GIVEN REQUEST:
For every line in the data below that contains "title", copy the line.

DATA TO USE:
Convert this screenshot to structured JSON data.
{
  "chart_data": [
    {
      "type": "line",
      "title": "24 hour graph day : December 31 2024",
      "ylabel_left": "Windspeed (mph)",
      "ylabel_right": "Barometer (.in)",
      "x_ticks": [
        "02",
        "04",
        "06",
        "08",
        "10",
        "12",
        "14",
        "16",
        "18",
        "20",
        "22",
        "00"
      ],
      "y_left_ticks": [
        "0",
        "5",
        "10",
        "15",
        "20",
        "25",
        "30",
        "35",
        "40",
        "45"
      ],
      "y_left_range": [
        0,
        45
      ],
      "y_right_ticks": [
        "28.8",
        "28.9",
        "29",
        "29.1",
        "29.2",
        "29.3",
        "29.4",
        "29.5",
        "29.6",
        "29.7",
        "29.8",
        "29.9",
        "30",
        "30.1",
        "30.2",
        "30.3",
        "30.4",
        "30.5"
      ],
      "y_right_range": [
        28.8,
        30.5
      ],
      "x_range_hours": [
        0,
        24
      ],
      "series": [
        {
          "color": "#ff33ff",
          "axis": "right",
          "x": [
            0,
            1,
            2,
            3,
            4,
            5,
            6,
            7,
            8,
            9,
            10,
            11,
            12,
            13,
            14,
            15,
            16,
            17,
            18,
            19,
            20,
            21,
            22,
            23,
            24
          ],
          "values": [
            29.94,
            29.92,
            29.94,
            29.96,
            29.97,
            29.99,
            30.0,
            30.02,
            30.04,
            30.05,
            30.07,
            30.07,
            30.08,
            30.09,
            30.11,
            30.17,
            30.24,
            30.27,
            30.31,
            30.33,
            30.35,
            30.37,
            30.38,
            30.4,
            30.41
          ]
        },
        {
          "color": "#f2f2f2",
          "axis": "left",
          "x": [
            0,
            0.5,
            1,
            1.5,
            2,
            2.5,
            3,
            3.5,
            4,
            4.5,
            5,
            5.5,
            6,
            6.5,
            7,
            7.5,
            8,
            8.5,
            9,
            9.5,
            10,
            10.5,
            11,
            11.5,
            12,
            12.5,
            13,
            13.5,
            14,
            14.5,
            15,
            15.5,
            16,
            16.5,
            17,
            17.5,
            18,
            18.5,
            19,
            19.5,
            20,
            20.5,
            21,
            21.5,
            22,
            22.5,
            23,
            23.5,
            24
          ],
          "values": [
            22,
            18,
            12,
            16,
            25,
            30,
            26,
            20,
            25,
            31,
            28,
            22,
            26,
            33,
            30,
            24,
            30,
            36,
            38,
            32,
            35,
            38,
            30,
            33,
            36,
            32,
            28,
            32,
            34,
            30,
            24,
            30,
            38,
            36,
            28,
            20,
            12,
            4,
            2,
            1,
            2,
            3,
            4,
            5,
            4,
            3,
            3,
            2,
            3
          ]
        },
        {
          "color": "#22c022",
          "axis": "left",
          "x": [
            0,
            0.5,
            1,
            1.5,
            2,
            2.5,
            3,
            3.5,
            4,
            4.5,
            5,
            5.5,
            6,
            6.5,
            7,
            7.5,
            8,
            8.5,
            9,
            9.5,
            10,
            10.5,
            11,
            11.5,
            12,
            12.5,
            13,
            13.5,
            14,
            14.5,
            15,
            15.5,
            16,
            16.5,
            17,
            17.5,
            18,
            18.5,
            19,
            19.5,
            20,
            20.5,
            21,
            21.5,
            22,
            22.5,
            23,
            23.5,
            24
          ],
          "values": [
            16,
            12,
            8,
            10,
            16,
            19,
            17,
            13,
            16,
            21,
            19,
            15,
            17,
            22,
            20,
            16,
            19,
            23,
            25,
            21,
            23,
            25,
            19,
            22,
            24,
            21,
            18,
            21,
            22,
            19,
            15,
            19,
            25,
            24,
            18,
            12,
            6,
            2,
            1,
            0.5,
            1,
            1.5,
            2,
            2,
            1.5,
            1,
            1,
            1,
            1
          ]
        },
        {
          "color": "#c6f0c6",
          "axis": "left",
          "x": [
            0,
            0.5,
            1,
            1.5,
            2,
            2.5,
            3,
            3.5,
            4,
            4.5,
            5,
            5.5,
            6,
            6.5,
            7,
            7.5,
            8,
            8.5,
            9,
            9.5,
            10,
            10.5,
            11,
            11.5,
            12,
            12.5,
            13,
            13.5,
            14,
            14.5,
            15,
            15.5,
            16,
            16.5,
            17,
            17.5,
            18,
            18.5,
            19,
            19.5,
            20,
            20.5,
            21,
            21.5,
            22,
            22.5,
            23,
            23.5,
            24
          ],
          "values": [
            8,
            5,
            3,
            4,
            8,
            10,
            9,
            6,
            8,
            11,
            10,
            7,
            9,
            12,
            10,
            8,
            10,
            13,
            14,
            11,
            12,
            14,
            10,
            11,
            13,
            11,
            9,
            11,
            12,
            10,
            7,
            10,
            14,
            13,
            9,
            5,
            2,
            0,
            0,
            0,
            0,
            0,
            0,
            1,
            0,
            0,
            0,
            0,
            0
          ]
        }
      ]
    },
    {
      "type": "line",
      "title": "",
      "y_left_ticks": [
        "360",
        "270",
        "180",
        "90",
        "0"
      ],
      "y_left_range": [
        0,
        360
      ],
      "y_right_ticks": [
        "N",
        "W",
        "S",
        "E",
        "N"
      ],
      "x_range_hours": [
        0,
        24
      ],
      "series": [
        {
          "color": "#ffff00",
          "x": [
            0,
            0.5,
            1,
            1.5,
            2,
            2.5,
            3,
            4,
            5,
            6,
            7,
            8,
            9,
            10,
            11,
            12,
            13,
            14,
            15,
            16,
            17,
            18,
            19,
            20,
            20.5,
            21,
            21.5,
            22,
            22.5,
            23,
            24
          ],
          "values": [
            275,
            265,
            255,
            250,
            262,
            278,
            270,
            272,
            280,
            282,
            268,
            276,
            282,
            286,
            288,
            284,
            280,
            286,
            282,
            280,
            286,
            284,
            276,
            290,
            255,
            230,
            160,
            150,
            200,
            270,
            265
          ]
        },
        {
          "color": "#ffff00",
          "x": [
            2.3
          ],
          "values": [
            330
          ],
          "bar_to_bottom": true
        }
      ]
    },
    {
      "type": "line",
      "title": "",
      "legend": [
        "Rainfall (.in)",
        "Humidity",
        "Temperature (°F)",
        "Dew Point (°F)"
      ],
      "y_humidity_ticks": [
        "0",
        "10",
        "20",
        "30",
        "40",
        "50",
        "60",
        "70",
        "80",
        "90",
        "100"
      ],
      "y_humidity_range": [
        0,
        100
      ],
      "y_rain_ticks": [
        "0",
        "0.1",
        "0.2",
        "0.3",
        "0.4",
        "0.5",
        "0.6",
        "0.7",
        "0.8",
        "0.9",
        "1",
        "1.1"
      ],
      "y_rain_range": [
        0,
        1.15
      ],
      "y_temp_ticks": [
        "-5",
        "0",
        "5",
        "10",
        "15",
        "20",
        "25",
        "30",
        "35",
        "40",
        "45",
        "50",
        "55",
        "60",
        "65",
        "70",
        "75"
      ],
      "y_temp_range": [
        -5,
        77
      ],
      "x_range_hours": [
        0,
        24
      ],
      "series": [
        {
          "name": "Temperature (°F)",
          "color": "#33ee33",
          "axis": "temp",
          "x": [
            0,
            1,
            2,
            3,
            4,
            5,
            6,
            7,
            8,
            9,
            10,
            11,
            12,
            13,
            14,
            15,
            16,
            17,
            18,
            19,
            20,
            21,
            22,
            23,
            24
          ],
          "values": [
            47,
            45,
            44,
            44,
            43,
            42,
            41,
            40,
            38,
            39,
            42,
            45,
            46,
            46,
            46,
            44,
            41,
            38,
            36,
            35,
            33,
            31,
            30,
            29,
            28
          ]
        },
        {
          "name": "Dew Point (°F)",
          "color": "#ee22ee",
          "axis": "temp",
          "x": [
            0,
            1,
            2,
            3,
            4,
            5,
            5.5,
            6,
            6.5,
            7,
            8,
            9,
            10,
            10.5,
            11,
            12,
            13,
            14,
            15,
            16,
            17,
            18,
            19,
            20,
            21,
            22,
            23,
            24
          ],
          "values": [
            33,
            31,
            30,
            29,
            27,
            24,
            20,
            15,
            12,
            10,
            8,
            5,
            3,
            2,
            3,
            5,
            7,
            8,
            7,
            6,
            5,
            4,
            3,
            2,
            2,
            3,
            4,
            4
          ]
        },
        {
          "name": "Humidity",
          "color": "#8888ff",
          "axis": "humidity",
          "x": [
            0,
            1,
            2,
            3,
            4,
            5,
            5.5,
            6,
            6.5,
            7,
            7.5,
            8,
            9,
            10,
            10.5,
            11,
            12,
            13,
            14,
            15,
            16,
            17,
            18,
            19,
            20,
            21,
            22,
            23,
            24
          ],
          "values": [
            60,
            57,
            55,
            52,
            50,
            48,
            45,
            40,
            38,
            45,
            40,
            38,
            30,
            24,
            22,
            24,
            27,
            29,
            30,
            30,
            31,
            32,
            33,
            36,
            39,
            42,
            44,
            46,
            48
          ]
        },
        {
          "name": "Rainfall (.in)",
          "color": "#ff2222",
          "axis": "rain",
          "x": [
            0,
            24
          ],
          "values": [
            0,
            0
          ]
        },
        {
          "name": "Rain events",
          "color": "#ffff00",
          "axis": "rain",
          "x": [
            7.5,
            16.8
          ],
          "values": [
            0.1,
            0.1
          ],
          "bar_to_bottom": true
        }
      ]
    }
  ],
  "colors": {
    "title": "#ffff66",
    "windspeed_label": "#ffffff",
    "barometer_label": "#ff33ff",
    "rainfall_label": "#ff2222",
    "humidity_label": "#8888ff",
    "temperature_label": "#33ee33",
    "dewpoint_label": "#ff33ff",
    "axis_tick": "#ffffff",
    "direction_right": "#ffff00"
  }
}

RESPONSE TO THIS EXERCISE:
      "title": "24 hour graph day : December 31 2024",
      "title": "",
      "title": "",
    "title": "#ffff66",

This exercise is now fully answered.